*SHORT TASK*. Repeat the records below exactly.

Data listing
++++++
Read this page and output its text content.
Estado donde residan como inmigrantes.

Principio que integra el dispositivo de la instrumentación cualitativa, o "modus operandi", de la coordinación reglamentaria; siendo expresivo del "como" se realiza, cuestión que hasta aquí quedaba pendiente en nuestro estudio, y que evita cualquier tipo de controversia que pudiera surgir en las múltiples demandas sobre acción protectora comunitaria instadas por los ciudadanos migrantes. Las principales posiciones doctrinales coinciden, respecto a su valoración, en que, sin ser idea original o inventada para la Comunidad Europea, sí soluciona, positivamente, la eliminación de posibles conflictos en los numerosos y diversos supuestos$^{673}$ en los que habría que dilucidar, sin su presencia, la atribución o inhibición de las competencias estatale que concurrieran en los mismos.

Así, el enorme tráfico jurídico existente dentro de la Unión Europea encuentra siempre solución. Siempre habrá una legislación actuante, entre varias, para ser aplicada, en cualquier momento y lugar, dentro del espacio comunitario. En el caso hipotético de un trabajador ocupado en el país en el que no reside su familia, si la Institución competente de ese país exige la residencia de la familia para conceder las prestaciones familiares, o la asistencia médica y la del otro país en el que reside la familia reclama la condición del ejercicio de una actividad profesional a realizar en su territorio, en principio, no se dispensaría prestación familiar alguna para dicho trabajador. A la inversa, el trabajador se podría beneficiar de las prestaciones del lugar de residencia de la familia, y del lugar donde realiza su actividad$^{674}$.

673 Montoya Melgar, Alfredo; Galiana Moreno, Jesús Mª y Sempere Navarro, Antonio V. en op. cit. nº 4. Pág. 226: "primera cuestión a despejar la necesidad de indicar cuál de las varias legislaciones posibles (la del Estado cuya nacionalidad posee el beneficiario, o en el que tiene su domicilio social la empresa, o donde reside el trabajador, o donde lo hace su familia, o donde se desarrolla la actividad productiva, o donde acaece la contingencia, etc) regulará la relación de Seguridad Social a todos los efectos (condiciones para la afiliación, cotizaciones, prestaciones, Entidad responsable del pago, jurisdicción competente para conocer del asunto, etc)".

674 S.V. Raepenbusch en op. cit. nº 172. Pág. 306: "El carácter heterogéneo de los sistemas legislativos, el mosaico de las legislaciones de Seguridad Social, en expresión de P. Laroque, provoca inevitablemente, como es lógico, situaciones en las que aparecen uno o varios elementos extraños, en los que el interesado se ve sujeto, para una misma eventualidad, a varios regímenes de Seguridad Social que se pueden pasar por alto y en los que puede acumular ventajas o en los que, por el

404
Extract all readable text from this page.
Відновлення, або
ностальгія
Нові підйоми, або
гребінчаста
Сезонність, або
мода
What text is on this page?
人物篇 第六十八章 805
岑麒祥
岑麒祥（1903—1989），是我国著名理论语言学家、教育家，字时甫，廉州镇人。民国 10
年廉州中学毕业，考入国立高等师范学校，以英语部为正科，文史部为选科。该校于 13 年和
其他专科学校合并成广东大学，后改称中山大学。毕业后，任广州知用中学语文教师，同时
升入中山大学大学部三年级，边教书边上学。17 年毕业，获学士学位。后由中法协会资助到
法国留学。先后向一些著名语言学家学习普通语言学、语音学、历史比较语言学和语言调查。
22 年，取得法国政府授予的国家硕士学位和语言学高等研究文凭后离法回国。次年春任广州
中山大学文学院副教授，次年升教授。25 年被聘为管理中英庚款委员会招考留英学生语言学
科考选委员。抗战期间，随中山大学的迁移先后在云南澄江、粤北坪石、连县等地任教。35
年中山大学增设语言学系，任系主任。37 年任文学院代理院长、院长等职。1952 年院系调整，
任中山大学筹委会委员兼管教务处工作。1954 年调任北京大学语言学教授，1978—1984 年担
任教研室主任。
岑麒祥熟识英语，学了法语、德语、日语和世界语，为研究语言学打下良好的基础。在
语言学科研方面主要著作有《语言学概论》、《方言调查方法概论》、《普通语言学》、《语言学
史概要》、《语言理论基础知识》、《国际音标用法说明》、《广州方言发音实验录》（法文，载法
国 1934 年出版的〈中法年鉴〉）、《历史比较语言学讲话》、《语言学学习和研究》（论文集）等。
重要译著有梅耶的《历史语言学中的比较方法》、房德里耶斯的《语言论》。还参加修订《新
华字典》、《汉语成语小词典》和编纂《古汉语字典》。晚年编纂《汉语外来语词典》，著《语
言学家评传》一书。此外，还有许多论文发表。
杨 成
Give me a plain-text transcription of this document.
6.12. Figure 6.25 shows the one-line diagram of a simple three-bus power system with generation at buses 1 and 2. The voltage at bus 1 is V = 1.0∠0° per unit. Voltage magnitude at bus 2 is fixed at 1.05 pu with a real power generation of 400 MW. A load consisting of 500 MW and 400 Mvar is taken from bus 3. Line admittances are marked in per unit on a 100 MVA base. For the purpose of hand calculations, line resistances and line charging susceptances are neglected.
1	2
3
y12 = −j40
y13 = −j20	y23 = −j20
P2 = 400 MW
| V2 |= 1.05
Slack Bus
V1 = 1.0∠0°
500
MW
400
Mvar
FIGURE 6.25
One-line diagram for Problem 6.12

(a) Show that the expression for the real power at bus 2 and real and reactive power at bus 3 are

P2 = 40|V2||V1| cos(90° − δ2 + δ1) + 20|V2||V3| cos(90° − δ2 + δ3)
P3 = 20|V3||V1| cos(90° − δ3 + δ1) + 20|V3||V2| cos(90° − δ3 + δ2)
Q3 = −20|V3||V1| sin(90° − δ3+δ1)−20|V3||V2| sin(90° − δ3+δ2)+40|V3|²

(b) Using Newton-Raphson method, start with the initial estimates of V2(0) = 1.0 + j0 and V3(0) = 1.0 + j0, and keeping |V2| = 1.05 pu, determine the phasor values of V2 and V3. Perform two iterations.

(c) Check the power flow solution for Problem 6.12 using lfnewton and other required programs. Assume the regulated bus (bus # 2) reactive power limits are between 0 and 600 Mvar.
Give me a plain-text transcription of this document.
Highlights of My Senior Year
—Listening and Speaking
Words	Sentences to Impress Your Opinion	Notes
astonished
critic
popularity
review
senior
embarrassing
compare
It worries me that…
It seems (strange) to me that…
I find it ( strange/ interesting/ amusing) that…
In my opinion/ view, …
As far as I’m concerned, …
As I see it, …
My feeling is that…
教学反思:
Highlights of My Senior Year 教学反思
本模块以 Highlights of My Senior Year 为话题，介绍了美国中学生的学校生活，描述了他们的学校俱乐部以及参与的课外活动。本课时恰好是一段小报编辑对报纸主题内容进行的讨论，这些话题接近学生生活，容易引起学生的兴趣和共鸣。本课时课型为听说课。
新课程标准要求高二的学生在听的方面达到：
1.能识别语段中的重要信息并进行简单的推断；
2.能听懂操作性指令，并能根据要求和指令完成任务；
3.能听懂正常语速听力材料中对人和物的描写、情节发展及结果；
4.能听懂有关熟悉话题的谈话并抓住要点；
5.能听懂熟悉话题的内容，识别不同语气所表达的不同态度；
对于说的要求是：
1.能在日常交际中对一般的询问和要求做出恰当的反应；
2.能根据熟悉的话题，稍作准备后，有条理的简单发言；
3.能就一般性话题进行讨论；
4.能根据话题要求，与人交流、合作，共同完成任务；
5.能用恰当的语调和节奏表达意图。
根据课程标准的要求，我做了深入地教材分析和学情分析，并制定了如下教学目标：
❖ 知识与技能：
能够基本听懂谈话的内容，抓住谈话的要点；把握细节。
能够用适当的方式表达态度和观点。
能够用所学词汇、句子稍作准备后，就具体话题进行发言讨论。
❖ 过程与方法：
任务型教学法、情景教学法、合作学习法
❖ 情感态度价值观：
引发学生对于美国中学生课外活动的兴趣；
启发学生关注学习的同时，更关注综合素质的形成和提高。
++++++
*COMPLETED EXERCISE*.
Read this page and output its text content.
Estado donde residan como inmigrantes.

Principio que integra el dispositivo de la instrumentación cualitativa, o "modus operandi", de la coordinación reglamentaria; siendo expresivo del "como" se realiza, cuestión que hasta aquí quedaba pendiente en nuestro estudio, y que evita cualquier tipo de controversia que pudiera surgir en las múltiples demandas sobre acción protectora comunitaria instadas por los ciudadanos migrantes. Las principales posiciones doctrinales coinciden, respecto a su valoración, en que, sin ser idea original o inventada para la Comunidad Europea, sí soluciona, positivamente, la eliminación de posibles conflictos en los numerosos y diversos supuestos$^{673}$ en los que habría que dilucidar, sin su presencia, la atribución o inhibición de las competencias estatale que concurrieran en los mismos.

Así, el enorme tráfico jurídico existente dentro de la Unión Europea encuentra siempre solución. Siempre habrá una legislación actuante, entre varias, para ser aplicada, en cualquier momento y lugar, dentro del espacio comunitario. En el caso hipotético de un trabajador ocupado en el país en el que no reside su familia, si la Institución competente de ese país exige la residencia de la familia para conceder las prestaciones familiares, o la asistencia médica y la del otro país en el que reside la familia reclama la condición del ejercicio de una actividad profesional a realizar en su territorio, en principio, no se dispensaría prestación familiar alguna para dicho trabajador. A la inversa, el trabajador se podría beneficiar de las prestaciones del lugar de residencia de la familia, y del lugar donde realiza su actividad$^{674}$.

673 Montoya Melgar, Alfredo; Galiana Moreno, Jesús Mª y Sempere Navarro, Antonio V. en op. cit. nº 4. Pág. 226: "primera cuestión a despejar la necesidad de indicar cuál de las varias legislaciones posibles (la del Estado cuya nacionalidad posee el beneficiario, o en el que tiene su domicilio social la empresa, o donde reside el trabajador, o donde lo hace su familia, o donde se desarrolla la actividad productiva, o donde acaece la contingencia, etc) regulará la relación de Seguridad Social a todos los efectos (condiciones para la afiliación, cotizaciones, prestaciones, Entidad responsable del pago, jurisdicción competente para conocer del asunto, etc)".

674 S.V. Raepenbusch en op. cit. nº 172. Pág. 306: "El carácter heterogéneo de los sistemas legislativos, el mosaico de las legislaciones de Seguridad Social, en expresión de P. Laroque, provoca inevitablemente, como es lógico, situaciones en las que aparecen uno o varios elementos extraños, en los que el interesado se ve sujeto, para una misma eventualidad, a varios regímenes de Seguridad Social que se pueden pasar por alto y en los que puede acumular ventajas o en los que, por el

404
Extract all readable text from this page.
Відновлення, або
ностальгія
Нові підйоми, або
гребінчаста
Сезонність, або
мода
What text is on this page?
人物篇 第六十八章 805
岑麒祥
岑麒祥（1903—1989），是我国著名理论语言学家、教育家，字时甫，廉州镇人。民国 10
年廉州中学毕业，考入国立高等师范学校，以英语部为正科，文史部为选科。该校于 13 年和
其他专科学校合并成广东大学，后改称中山大学。毕业后，任广州知用中学语文教师，同时
升入中山大学大学部三年级，边教书边上学。17 年毕业，获学士学位。后由中法协会资助到
法国留学。先后向一些著名语言学家学习普通语言学、语音学、历史比较语言学和语言调查。
22 年，取得法国政府授予的国家硕士学位和语言学高等研究文凭后离法回国。次年春任广州
中山大学文学院副教授，次年升教授。25 年被聘为管理中英庚款委员会招考留英学生语言学
科考选委员。抗战期间，随中山大学的迁移先后在云南澄江、粤北坪石、连县等地任教。35
年中山大学增设语言学系，任系主任。37 年任文学院代理院长、院长等职。1952 年院系调整，
任中山大学筹委会委员兼管教务处工作。1954 年调任北京大学语言学教授，1978—1984 年担
任教研室主任。
岑麒祥熟识英语，学了法语、德语、日语和世界语，为研究语言学打下良好的基础。在
语言学科研方面主要著作有《语言学概论》、《方言调查方法概论》、《普通语言学》、《语言学
史概要》、《语言理论基础知识》、《国际音标用法说明》、《广州方言发音实验录》（法文，载法
国 1934 年出版的〈中法年鉴〉）、《历史比较语言学讲话》、《语言学学习和研究》（论文集）等。
重要译著有梅耶的《历史语言学中的比较方法》、房德里耶斯的《语言论》。还参加修订《新
华字典》、《汉语成语小词典》和编纂《古汉语字典》。晚年编纂《汉语外来语词典》，著《语
言学家评传》一书。此外，还有许多论文发表。
杨 成
Give me a plain-text transcription of this document.
6.12. Figure 6.25 shows the one-line diagram of a simple three-bus power system with generation at buses 1 and 2. The voltage at bus 1 is V = 1.0∠0° per unit. Voltage magnitude at bus 2 is fixed at 1.05 pu with a real power generation of 400 MW. A load consisting of 500 MW and 400 Mvar is taken from bus 3. Line admittances are marked in per unit on a 100 MVA base. For the purpose of hand calculations, line resistances and line charging susceptances are neglected.
1	2
3
y12 = −j40
y13 = −j20	y23 = −j20
P2 = 400 MW
| V2 |= 1.05
Slack Bus
V1 = 1.0∠0°
500
MW
400
Mvar
FIGURE 6.25
One-line diagram for Problem 6.12

(a) Show that the expression for the real power at bus 2 and real and reactive power at bus 3 are

P2 = 40|V2||V1| cos(90° − δ2 + δ1) + 20|V2||V3| cos(90° − δ2 + δ3)
P3 = 20|V3||V1| cos(90° − δ3 + δ1) + 20|V3||V2| cos(90° − δ3 + δ2)
Q3 = −20|V3||V1| sin(90° − δ3+δ1)−20|V3||V2| sin(90° − δ3+δ2)+40|V3|²

(b) Using Newton-Raphson method, start with the initial estimates of V2(0) = 1.0 + j0 and V3(0) = 1.0 + j0, and keeping |V2| = 1.05 pu, determine the phasor values of V2 and V3. Perform two iterations.

(c) Check the power flow solution for Problem 6.12 using lfnewton and other required programs. Assume the regulated bus (bus # 2) reactive power limits are between 0 and 600 Mvar.
Give me a plain-text transcription of this document.
Highlights of My Senior Year
—Listening and Speaking
Words	Sentences to Impress Your Opinion	Notes
astonished
critic
popularity
review
senior
embarrassing
compare
It worries me that…
It seems (strange) to me that…
I find it ( strange/ interesting/ amusing) that…
In my opinion/ view, …
As far as I’m concerned, …
As I see it, …
My feeling is that…
教学反思:
Highlights of My Senior Year 教学反思
本模块以 Highlights of My Senior Year 为话题，介绍了美国中学生的学校生活，描述了他们的学校俱乐部以及参与的课外活动。本课时恰好是一段小报编辑对报纸主题内容进行的讨论，这些话题接近学生生活，容易引起学生的兴趣和共鸣。本课时课型为听说课。
新课程标准要求高二的学生在听的方面达到：
1.能识别语段中的重要信息并进行简单的推断；
2.能听懂操作性指令，并能根据要求和指令完成任务；
3.能听懂正常语速听力材料中对人和物的描写、情节发展及结果；
4.能听懂有关熟悉话题的谈话并抓住要点；
5.能听懂熟悉话题的内容，识别不同语气所表达的不同态度；
对于说的要求是：
1.能在日常交际中对一般的询问和要求做出恰当的反应；
2.能根据熟悉的话题，稍作准备后，有条理的简单发言；
3.能就一般性话题进行讨论；
4.能根据话题要求，与人交流、合作，共同完成任务；
5.能用恰当的语调和节奏表达意图。
根据课程标准的要求，我做了深入地教材分析和学情分析，并制定了如下教学目标：
❖ 知识与技能：
能够基本听懂谈话的内容，抓住谈话的要点；把握细节。
能够用适当的方式表达态度和观点。
能够用所学词汇、句子稍作准备后，就具体话题进行发言讨论。
❖ 过程与方法：
任务型教学法、情景教学法、合作学习法
❖ 情感态度价值观：
引发学生对于美国中学生课外活动的兴趣；
启发学生关注学习的同时，更关注综合素质的形成和提高。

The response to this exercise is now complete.